### GIVEN DATA ###
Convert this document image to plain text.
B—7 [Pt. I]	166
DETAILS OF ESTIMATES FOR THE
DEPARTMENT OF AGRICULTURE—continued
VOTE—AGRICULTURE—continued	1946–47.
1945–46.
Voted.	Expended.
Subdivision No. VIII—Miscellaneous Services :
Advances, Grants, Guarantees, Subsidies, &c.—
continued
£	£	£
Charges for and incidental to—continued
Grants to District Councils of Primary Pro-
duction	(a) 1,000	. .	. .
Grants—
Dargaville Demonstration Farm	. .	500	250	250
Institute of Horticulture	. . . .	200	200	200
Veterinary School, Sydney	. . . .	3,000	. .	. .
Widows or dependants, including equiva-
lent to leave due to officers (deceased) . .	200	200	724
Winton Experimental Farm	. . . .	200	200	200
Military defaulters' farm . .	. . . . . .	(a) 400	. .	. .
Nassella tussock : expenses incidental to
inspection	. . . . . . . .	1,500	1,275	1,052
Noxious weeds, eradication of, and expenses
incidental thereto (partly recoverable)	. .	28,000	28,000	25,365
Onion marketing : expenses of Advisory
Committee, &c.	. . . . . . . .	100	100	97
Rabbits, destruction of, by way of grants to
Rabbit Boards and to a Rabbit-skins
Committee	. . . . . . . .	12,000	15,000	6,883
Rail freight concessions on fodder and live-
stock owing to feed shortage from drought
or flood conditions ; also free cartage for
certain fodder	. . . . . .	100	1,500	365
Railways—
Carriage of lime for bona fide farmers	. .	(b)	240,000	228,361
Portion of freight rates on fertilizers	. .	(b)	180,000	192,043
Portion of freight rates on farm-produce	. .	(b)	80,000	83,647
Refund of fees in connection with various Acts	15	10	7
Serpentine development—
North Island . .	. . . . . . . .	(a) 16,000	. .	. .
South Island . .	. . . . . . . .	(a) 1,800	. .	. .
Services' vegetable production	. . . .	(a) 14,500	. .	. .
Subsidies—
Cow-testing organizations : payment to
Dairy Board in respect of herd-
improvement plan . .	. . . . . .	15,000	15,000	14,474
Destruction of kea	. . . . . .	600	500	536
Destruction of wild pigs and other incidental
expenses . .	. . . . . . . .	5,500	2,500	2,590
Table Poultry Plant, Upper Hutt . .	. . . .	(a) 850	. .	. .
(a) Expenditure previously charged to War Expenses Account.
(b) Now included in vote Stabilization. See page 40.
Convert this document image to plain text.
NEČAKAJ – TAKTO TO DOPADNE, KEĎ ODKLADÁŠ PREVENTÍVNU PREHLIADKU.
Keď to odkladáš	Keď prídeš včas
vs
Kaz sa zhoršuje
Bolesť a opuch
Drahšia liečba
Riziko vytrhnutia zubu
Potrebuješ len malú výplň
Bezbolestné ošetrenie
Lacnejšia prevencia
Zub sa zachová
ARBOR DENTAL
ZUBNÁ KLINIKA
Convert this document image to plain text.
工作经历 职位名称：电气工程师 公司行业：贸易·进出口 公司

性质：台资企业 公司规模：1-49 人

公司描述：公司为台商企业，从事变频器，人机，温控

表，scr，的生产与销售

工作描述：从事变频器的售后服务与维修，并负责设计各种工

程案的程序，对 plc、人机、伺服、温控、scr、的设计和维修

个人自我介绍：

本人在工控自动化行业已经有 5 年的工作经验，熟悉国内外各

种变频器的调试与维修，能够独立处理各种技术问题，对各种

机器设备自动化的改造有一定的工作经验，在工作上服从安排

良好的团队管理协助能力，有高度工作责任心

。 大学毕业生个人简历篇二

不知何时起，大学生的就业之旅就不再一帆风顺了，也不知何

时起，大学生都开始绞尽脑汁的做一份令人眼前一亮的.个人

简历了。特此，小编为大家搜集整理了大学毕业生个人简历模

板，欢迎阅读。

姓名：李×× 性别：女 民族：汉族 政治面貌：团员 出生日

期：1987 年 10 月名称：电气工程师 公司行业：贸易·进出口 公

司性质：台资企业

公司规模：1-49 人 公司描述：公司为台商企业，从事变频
###
Reproduce the material above, every line of it, exactly.

Convert this document image to plain text.
B—7 [Pt. I]	166
DETAILS OF ESTIMATES FOR THE
DEPARTMENT OF AGRICULTURE—continued
VOTE—AGRICULTURE—continued	1946–47.
1945–46.
Voted.	Expended.
Subdivision No. VIII—Miscellaneous Services :
Advances, Grants, Guarantees, Subsidies, &c.—
continued
£	£	£
Charges for and incidental to—continued
Grants to District Councils of Primary Pro-
duction	(a) 1,000	. .	. .
Grants—
Dargaville Demonstration Farm	. .	500	250	250
Institute of Horticulture	. . . .	200	200	200
Veterinary School, Sydney	. . . .	3,000	. .	. .
Widows or dependants, including equiva-
lent to leave due to officers (deceased) . .	200	200	724
Winton Experimental Farm	. . . .	200	200	200
Military defaulters' farm . .	. . . . . .	(a) 400	. .	. .
Nassella tussock : expenses incidental to
inspection	. . . . . . . .	1,500	1,275	1,052
Noxious weeds, eradication of, and expenses
incidental thereto (partly recoverable)	. .	28,000	28,000	25,365
Onion marketing : expenses of Advisory
Committee, &c.	. . . . . . . .	100	100	97
Rabbits, destruction of, by way of grants to
Rabbit Boards and to a Rabbit-skins
Committee	. . . . . . . .	12,000	15,000	6,883
Rail freight concessions on fodder and live-
stock owing to feed shortage from drought
or flood conditions ; also free cartage for
certain fodder	. . . . . .	100	1,500	365
Railways—
Carriage of lime for bona fide farmers	. .	(b)	240,000	228,361
Portion of freight rates on fertilizers	. .	(b)	180,000	192,043
Portion of freight rates on farm-produce	. .	(b)	80,000	83,647
Refund of fees in connection with various Acts	15	10	7
Serpentine development—
North Island . .	. . . . . . . .	(a) 16,000	. .	. .
South Island . .	. . . . . . . .	(a) 1,800	. .	. .
Services' vegetable production	. . . .	(a) 14,500	. .	. .
Subsidies—
Cow-testing organizations : payment to
Dairy Board in respect of herd-
improvement plan . .	. . . . . .	15,000	15,000	14,474
Destruction of kea	. . . . . .	600	500	536
Destruction of wild pigs and other incidental
expenses . .	. . . . . . . .	5,500	2,500	2,590
Table Poultry Plant, Upper Hutt . .	. . . .	(a) 850	. .	. .
(a) Expenditure previously charged to War Expenses Account.
(b) Now included in vote Stabilization. See page 40.
Convert this document image to plain text.
NEČAKAJ – TAKTO TO DOPADNE, KEĎ ODKLADÁŠ PREVENTÍVNU PREHLIADKU.
Keď to odkladáš	Keď prídeš včas
vs
Kaz sa zhoršuje
Bolesť a opuch
Drahšia liečba
Riziko vytrhnutia zubu
Potrebuješ len malú výplň
Bezbolestné ošetrenie
Lacnejšia prevencia
Zub sa zachová
ARBOR DENTAL
ZUBNÁ KLINIKA
Convert this document image to plain text.
工作经历 职位名称：电气工程师 公司行业：贸易·进出口 公司

性质：台资企业 公司规模：1-49 人

公司描述：公司为台商企业，从事变频器，人机，温控

表，scr，的生产与销售

工作描述：从事变频器的售后服务与维修，并负责设计各种工

程案的程序，对 plc、人机、伺服、温控、scr、的设计和维修

个人自我介绍：

本人在工控自动化行业已经有 5 年的工作经验，熟悉国内外各

种变频器的调试与维修，能够独立处理各种技术问题，对各种

机器设备自动化的改造有一定的工作经验，在工作上服从安排

良好的团队管理协助能力，有高度工作责任心

。 大学毕业生个人简历篇二

不知何时起，大学生的就业之旅就不再一帆风顺了，也不知何

时起，大学生都开始绞尽脑汁的做一份令人眼前一亮的.个人

简历了。特此，小编为大家搜集整理了大学毕业生个人简历模

板，欢迎阅读。

姓名：李×× 性别：女 民族：汉族 政治面貌：团员 出生日

期：1987 年 10 月名称：电气工程师 公司行业：贸易·进出口 公

司性质：台资企业

公司规模：1-49 人 公司描述：公司为台商企业，从事变频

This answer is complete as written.